TASK DETAILS ::
In the entries below, count every line with the word "JSON". Return only the count.

DATA FOR PROCESSING ::

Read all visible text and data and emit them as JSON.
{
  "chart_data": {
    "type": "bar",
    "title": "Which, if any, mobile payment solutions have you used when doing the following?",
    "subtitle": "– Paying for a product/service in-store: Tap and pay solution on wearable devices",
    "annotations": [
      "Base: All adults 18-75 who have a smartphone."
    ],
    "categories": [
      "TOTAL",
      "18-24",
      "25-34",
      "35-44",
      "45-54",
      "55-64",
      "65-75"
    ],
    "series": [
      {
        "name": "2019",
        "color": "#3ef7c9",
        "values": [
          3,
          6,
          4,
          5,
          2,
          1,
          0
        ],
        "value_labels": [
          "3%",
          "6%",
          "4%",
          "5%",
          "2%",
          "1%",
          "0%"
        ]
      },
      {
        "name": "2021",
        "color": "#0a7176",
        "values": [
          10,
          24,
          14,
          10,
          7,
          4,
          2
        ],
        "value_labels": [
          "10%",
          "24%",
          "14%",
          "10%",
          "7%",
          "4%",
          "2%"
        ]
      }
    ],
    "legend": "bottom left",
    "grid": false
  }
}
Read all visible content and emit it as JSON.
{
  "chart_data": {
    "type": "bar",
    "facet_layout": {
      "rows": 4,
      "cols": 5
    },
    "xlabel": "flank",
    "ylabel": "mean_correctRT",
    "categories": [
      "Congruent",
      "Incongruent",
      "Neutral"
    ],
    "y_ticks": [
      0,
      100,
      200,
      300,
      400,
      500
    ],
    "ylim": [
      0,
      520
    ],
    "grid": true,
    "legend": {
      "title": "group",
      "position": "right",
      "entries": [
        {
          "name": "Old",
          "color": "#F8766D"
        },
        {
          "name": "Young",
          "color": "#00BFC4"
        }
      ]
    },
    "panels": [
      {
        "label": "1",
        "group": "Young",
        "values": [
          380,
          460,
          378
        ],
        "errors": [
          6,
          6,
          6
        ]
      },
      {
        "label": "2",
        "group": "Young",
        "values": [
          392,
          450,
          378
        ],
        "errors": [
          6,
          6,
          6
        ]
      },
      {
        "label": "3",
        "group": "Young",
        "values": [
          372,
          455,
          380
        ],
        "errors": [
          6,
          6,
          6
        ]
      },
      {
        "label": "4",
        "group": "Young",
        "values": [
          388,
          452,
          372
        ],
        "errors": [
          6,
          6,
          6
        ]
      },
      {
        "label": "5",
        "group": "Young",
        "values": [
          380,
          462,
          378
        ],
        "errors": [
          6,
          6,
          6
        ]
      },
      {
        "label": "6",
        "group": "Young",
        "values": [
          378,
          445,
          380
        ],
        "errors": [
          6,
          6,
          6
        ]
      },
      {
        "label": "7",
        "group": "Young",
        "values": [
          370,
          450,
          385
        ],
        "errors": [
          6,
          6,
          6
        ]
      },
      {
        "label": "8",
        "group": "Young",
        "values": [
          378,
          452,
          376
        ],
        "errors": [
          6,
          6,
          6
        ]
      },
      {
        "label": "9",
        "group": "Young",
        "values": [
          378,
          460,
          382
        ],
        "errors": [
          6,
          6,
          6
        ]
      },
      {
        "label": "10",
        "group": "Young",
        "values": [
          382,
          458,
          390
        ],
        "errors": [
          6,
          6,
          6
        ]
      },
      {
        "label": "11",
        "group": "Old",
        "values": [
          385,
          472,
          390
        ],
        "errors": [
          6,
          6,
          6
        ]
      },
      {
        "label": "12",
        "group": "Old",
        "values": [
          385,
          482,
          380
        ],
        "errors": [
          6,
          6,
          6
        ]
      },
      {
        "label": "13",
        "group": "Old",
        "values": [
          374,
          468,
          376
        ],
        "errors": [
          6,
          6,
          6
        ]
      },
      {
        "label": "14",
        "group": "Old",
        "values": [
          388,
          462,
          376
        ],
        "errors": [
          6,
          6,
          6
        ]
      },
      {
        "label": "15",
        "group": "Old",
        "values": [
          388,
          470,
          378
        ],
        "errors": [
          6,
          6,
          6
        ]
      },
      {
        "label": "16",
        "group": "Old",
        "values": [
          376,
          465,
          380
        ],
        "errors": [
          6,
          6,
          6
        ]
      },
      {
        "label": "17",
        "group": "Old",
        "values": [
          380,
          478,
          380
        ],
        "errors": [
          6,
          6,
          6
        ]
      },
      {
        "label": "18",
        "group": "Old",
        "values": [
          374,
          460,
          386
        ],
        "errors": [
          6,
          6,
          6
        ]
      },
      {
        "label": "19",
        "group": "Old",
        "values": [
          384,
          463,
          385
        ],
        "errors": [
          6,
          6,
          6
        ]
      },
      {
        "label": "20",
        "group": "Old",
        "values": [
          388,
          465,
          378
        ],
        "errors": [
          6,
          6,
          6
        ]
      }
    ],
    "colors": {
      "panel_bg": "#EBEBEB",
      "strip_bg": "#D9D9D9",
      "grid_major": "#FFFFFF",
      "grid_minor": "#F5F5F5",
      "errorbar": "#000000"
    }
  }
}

RESULT BELOW ::
2